_PROBLEM DESCRIPTION_: What follows is a set of records; repeat all of them exactly.

_MATERIAL FOR THIS TASK_:
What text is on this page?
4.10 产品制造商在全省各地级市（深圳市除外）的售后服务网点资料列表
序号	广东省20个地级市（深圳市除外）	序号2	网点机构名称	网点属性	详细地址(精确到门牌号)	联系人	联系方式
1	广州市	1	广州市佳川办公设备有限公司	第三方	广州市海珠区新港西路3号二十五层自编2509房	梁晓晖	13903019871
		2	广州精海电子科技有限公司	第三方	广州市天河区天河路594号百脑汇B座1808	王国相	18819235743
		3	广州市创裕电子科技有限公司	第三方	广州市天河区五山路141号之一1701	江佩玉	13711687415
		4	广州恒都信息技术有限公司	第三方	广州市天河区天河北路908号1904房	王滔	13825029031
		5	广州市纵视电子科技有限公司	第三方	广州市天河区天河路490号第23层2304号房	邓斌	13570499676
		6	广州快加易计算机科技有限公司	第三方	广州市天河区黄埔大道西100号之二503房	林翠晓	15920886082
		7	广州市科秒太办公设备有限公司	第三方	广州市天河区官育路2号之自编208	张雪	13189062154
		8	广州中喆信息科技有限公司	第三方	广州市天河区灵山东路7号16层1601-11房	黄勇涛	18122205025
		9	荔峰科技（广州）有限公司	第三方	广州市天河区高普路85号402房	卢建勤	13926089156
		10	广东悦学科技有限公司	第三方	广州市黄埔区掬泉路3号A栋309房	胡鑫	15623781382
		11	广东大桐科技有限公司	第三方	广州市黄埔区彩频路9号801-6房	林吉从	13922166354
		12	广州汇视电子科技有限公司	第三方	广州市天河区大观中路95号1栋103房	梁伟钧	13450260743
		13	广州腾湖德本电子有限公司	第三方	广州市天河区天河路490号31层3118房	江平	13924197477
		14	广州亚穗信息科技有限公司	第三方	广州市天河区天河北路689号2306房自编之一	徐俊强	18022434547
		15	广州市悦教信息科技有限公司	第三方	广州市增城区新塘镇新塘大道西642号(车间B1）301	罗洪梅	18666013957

_CORRECT RESULT_:
What text is on this page?
4.10 产品制造商在全省各地级市（深圳市除外）的售后服务网点资料列表
序号	广东省20个地级市（深圳市除外）	序号2	网点机构名称	网点属性	详细地址(精确到门牌号)	联系人	联系方式
1	广州市	1	广州市佳川办公设备有限公司	第三方	广州市海珠区新港西路3号二十五层自编2509房	梁晓晖	13903019871
		2	广州精海电子科技有限公司	第三方	广州市天河区天河路594号百脑汇B座1808	王国相	18819235743
		3	广州市创裕电子科技有限公司	第三方	广州市天河区五山路141号之一1701	江佩玉	13711687415
		4	广州恒都信息技术有限公司	第三方	广州市天河区天河北路908号1904房	王滔	13825029031
		5	广州市纵视电子科技有限公司	第三方	广州市天河区天河路490号第23层2304号房	邓斌	13570499676
		6	广州快加易计算机科技有限公司	第三方	广州市天河区黄埔大道西100号之二503房	林翠晓	15920886082
		7	广州市科秒太办公设备有限公司	第三方	广州市天河区官育路2号之自编208	张雪	13189062154
		8	广州中喆信息科技有限公司	第三方	广州市天河区灵山东路7号16层1601-11房	黄勇涛	18122205025
		9	荔峰科技（广州）有限公司	第三方	广州市天河区高普路85号402房	卢建勤	13926089156
		10	广东悦学科技有限公司	第三方	广州市黄埔区掬泉路3号A栋309房	胡鑫	15623781382
		11	广东大桐科技有限公司	第三方	广州市黄埔区彩频路9号801-6房	林吉从	13922166354
		12	广州汇视电子科技有限公司	第三方	广州市天河区大观中路95号1栋103房	梁伟钧	13450260743
		13	广州腾湖德本电子有限公司	第三方	广州市天河区天河路490号31层3118房	江平	13924197477
		14	广州亚穗信息科技有限公司	第三方	广州市天河区天河北路689号2306房自编之一	徐俊强	18022434547
		15	广州市悦教信息科技有限公司	第三方	广州市增城区新塘镇新塘大道西642号(车间B1）301	罗洪梅	18666013957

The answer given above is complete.